> _AIM OF THE TASK_
Your task is to repeat the entries word for word while leaving out the pictures.

*** SOURCE MATERIAL

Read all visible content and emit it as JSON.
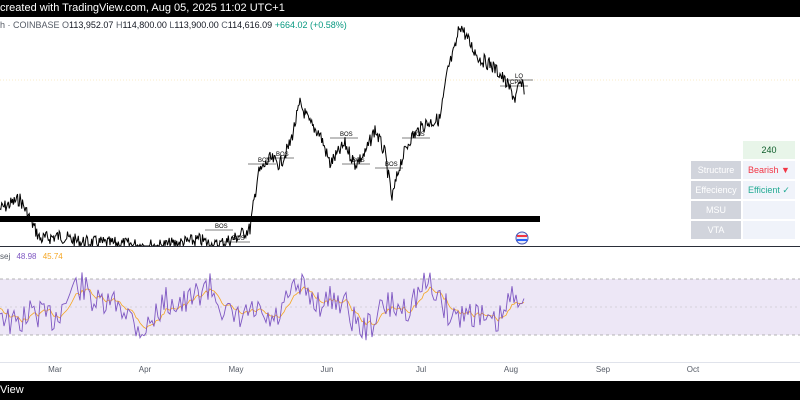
{
  "header": {
    "text": "created with TradingView.com, Aug 05, 2025 11:02 UTC+1"
  },
  "ohlc": {
    "symbol": "h · COINBASE",
    "o_label": "O",
    "o": "113,952.07",
    "h_label": "H",
    "h": "114,800.00",
    "l_label": "L",
    "l": "113,900.00",
    "c_label": "C",
    "c": "114,616.09",
    "change": "+664.02 (+0.58%)"
  },
  "price_annotations": [
    {
      "label": "BOS"
    },
    {
      "label": "BOS"
    },
    {
      "label": "BOS"
    },
    {
      "label": "BOS"
    },
    {
      "label": "BOS"
    },
    {
      "label": "BOS"
    },
    {
      "label": "BOS"
    },
    {
      "label": "BOS"
    },
    {
      "label": "LQ"
    },
    {
      "label": "CPL"
    }
  ],
  "rsi": {
    "title": "sej",
    "value": "48.98",
    "ma_value": "45.74"
  },
  "time_axis": [
    "Mar",
    "Apr",
    "May",
    "Jun",
    "Jul",
    "Aug",
    "Sep",
    "Oct"
  ],
  "panel": {
    "timeframe": "240",
    "rows": [
      {
        "label": "Structure",
        "value": "Bearish ▼"
      },
      {
        "label": "Effeciency",
        "value": "Efficient ✓"
      },
      {
        "label": "MSU",
        "value": ""
      },
      {
        "label": "VTA",
        "value": ""
      }
    ]
  },
  "footer": {
    "text": "View"
  },
  "colors": {
    "up": "#089981",
    "rsi_line": "#7e57c2",
    "rsi_ma": "#f5a623",
    "rsi_band": "#ede7f6",
    "bearish": "#f23645",
    "efficient": "#22ab94"
  }
}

******

> _RESPONSE BELOW_
Read all visible content and emit it as JSON.
{
  "header": {
    "text": "created with TradingView.com, Aug 05, 2025 11:02 UTC+1"
  },
  "ohlc": {
    "symbol": "h · COINBASE",
    "o_label": "O",
    "o": "113,952.07",
    "h_label": "H",
    "h": "114,800.00",
    "l_label": "L",
    "l": "113,900.00",
    "c_label": "C",
    "c": "114,616.09",
    "change": "+664.02 (+0.58%)"
  },
  "price_annotations": [
    {
      "label": "BOS"
    },
    {
      "label": "BOS"
    },
    {
      "label": "BOS"
    },
    {
      "label": "BOS"
    },
    {
      "label": "BOS"
    },
    {
      "label": "BOS"
    },
    {
      "label": "BOS"
    },
    {
      "label": "BOS"
    },
    {
      "label": "LQ"
    },
    {
      "label": "CPL"
    }
  ],
  "rsi": {
    "title": "sej",
    "value": "48.98",
    "ma_value": "45.74"
  },
  "time_axis": [
    "Mar",
    "Apr",
    "May",
    "Jun",
    "Jul",
    "Aug",
    "Sep",
    "Oct"
  ],
  "panel": {
    "timeframe": "240",
    "rows": [
      {
        "label": "Structure",
        "value": "Bearish ▼"
      },
      {
        "label": "Effeciency",
        "value": "Efficient ✓"
      },
      {
        "label": "MSU",
        "value": ""
      },
      {
        "label": "VTA",
        "value": ""
      }
    ]
  },
  "footer": {
    "text": "View"
  },
  "colors": {
    "up": "#089981",
    "rsi_line": "#7e57c2",
    "rsi_ma": "#f5a623",
    "rsi_band": "#ede7f6",
    "bearish": "#f23645",
    "efficient": "#22ab94"
  }
}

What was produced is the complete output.